>> Begin Excerpted records
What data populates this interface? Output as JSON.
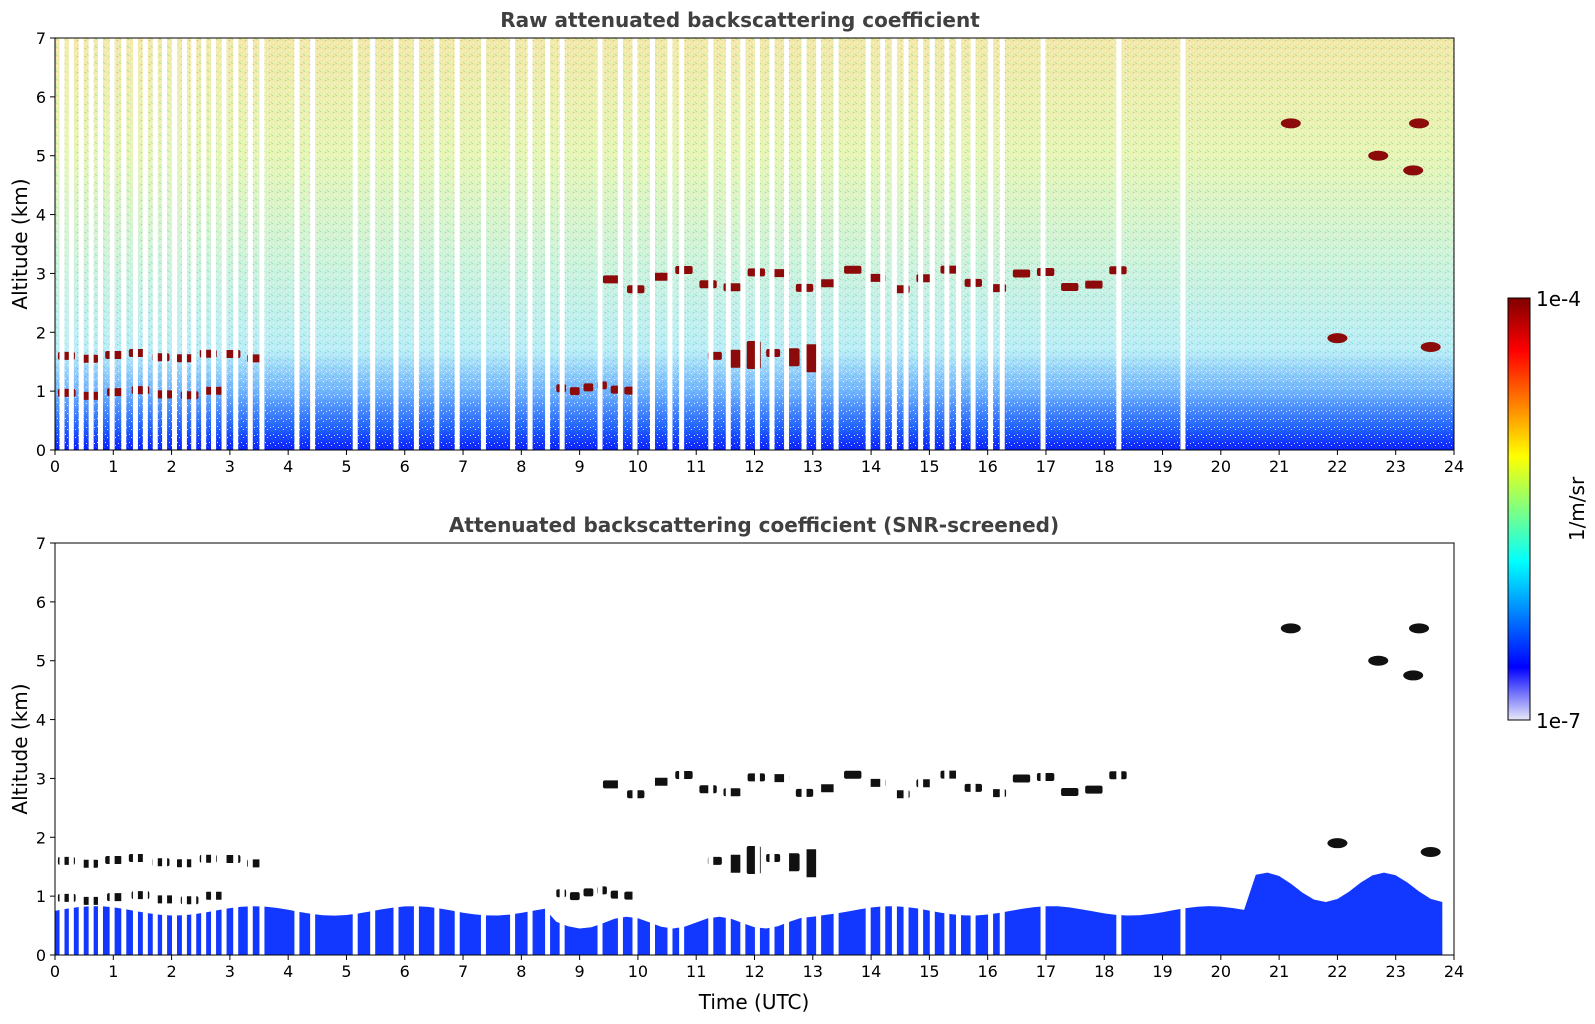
{
  "chart_data": [
    {
      "type": "heatmap",
      "title": "Raw attenuated backscattering coefficient",
      "xlabel": "",
      "ylabel": "Altitude (km)",
      "xlim": [
        0,
        24
      ],
      "ylim": [
        0,
        7
      ],
      "x_ticks": [
        0,
        1,
        2,
        3,
        4,
        5,
        6,
        7,
        8,
        9,
        10,
        11,
        12,
        13,
        14,
        15,
        16,
        17,
        18,
        19,
        20,
        21,
        22,
        23,
        24
      ],
      "y_ticks": [
        0,
        1,
        2,
        3,
        4,
        5,
        6,
        7
      ],
      "data_gaps_utc": [
        0.12,
        0.28,
        0.45,
        0.62,
        0.78,
        0.98,
        1.18,
        1.38,
        1.55,
        1.72,
        1.88,
        2.05,
        2.22,
        2.38,
        2.55,
        2.72,
        2.9,
        3.1,
        3.35,
        3.55,
        4.15,
        4.42,
        5.15,
        5.45,
        5.85,
        6.2,
        6.55,
        6.9,
        7.35,
        7.85,
        8.15,
        8.45,
        8.7,
        9.35,
        9.7,
        9.95,
        10.25,
        10.55,
        10.75,
        11.25,
        11.55,
        11.8,
        12.05,
        12.3,
        12.55,
        12.85,
        13.1,
        13.4,
        13.95,
        14.2,
        14.4,
        14.6,
        14.85,
        15.05,
        15.3,
        15.5,
        15.75,
        16.05,
        16.25,
        16.95,
        18.25,
        19.35
      ],
      "features": [
        {
          "kind": "aerosol_layer",
          "x_range": [
            0.05,
            3.7
          ],
          "altitude_km": 1.6
        },
        {
          "kind": "aerosol_layer",
          "x_range": [
            0.05,
            3.0
          ],
          "altitude_km": 0.97
        },
        {
          "kind": "cloud_layer",
          "x_range": [
            9.4,
            18.5
          ],
          "altitude_km": 2.9
        },
        {
          "kind": "cloud_fragments",
          "x_range": [
            11.2,
            13.2
          ],
          "altitude_km": 1.6
        },
        {
          "kind": "aerosol_layer",
          "x_range": [
            8.6,
            10.0
          ],
          "altitude_km": 1.05
        },
        {
          "kind": "cloud",
          "x": 21.2,
          "altitude_km": 5.55
        },
        {
          "kind": "cloud",
          "x": 22.7,
          "altitude_km": 5.0
        },
        {
          "kind": "cloud",
          "x": 23.4,
          "altitude_km": 5.55
        },
        {
          "kind": "cloud",
          "x": 23.3,
          "altitude_km": 4.75
        },
        {
          "kind": "cloud",
          "x": 22.0,
          "altitude_km": 1.9
        },
        {
          "kind": "cloud",
          "x": 23.6,
          "altitude_km": 1.75
        }
      ]
    },
    {
      "type": "heatmap",
      "title": "Attenuated backscattering coefficient (SNR-screened)",
      "xlabel": "Time (UTC)",
      "ylabel": "Altitude (km)",
      "xlim": [
        0,
        24
      ],
      "ylim": [
        0,
        7
      ],
      "x_ticks": [
        0,
        1,
        2,
        3,
        4,
        5,
        6,
        7,
        8,
        9,
        10,
        11,
        12,
        13,
        14,
        15,
        16,
        17,
        18,
        19,
        20,
        21,
        22,
        23,
        24
      ],
      "y_ticks": [
        0,
        1,
        2,
        3,
        4,
        5,
        6,
        7
      ]
    }
  ],
  "colorbar": {
    "label": "1/m/sr",
    "max_label": "1e-4",
    "min_label": "1e-7",
    "scale": "log",
    "colormap": [
      "#e8e8f8",
      "#0000ff",
      "#0080ff",
      "#00ffff",
      "#80ff80",
      "#ffff00",
      "#ff8000",
      "#ff0000",
      "#800000"
    ]
  }
}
>> End Excerpted records
Set down every record once more, word for word, without pictures.

* **Problem solution**
What data populates this interface? Output as JSON.
{
  "chart_data": [
    {
      "type": "heatmap",
      "title": "Raw attenuated backscattering coefficient",
      "xlabel": "",
      "ylabel": "Altitude (km)",
      "xlim": [
        0,
        24
      ],
      "ylim": [
        0,
        7
      ],
      "x_ticks": [
        0,
        1,
        2,
        3,
        4,
        5,
        6,
        7,
        8,
        9,
        10,
        11,
        12,
        13,
        14,
        15,
        16,
        17,
        18,
        19,
        20,
        21,
        22,
        23,
        24
      ],
      "y_ticks": [
        0,
        1,
        2,
        3,
        4,
        5,
        6,
        7
      ],
      "data_gaps_utc": [
        0.12,
        0.28,
        0.45,
        0.62,
        0.78,
        0.98,
        1.18,
        1.38,
        1.55,
        1.72,
        1.88,
        2.05,
        2.22,
        2.38,
        2.55,
        2.72,
        2.9,
        3.1,
        3.35,
        3.55,
        4.15,
        4.42,
        5.15,
        5.45,
        5.85,
        6.2,
        6.55,
        6.9,
        7.35,
        7.85,
        8.15,
        8.45,
        8.7,
        9.35,
        9.7,
        9.95,
        10.25,
        10.55,
        10.75,
        11.25,
        11.55,
        11.8,
        12.05,
        12.3,
        12.55,
        12.85,
        13.1,
        13.4,
        13.95,
        14.2,
        14.4,
        14.6,
        14.85,
        15.05,
        15.3,
        15.5,
        15.75,
        16.05,
        16.25,
        16.95,
        18.25,
        19.35
      ],
      "features": [
        {
          "kind": "aerosol_layer",
          "x_range": [
            0.05,
            3.7
          ],
          "altitude_km": 1.6
        },
        {
          "kind": "aerosol_layer",
          "x_range": [
            0.05,
            3.0
          ],
          "altitude_km": 0.97
        },
        {
          "kind": "cloud_layer",
          "x_range": [
            9.4,
            18.5
          ],
          "altitude_km": 2.9
        },
        {
          "kind": "cloud_fragments",
          "x_range": [
            11.2,
            13.2
          ],
          "altitude_km": 1.6
        },
        {
          "kind": "aerosol_layer",
          "x_range": [
            8.6,
            10.0
          ],
          "altitude_km": 1.05
        },
        {
          "kind": "cloud",
          "x": 21.2,
          "altitude_km": 5.55
        },
        {
          "kind": "cloud",
          "x": 22.7,
          "altitude_km": 5.0
        },
        {
          "kind": "cloud",
          "x": 23.4,
          "altitude_km": 5.55
        },
        {
          "kind": "cloud",
          "x": 23.3,
          "altitude_km": 4.75
        },
        {
          "kind": "cloud",
          "x": 22.0,
          "altitude_km": 1.9
        },
        {
          "kind": "cloud",
          "x": 23.6,
          "altitude_km": 1.75
        }
      ]
    },
    {
      "type": "heatmap",
      "title": "Attenuated backscattering coefficient (SNR-screened)",
      "xlabel": "Time (UTC)",
      "ylabel": "Altitude (km)",
      "xlim": [
        0,
        24
      ],
      "ylim": [
        0,
        7
      ],
      "x_ticks": [
        0,
        1,
        2,
        3,
        4,
        5,
        6,
        7,
        8,
        9,
        10,
        11,
        12,
        13,
        14,
        15,
        16,
        17,
        18,
        19,
        20,
        21,
        22,
        23,
        24
      ],
      "y_ticks": [
        0,
        1,
        2,
        3,
        4,
        5,
        6,
        7
      ]
    }
  ],
  "colorbar": {
    "label": "1/m/sr",
    "max_label": "1e-4",
    "min_label": "1e-7",
    "scale": "log",
    "colormap": [
      "#e8e8f8",
      "#0000ff",
      "#0080ff",
      "#00ffff",
      "#80ff80",
      "#ffff00",
      "#ff8000",
      "#ff0000",
      "#800000"
    ]
  }
}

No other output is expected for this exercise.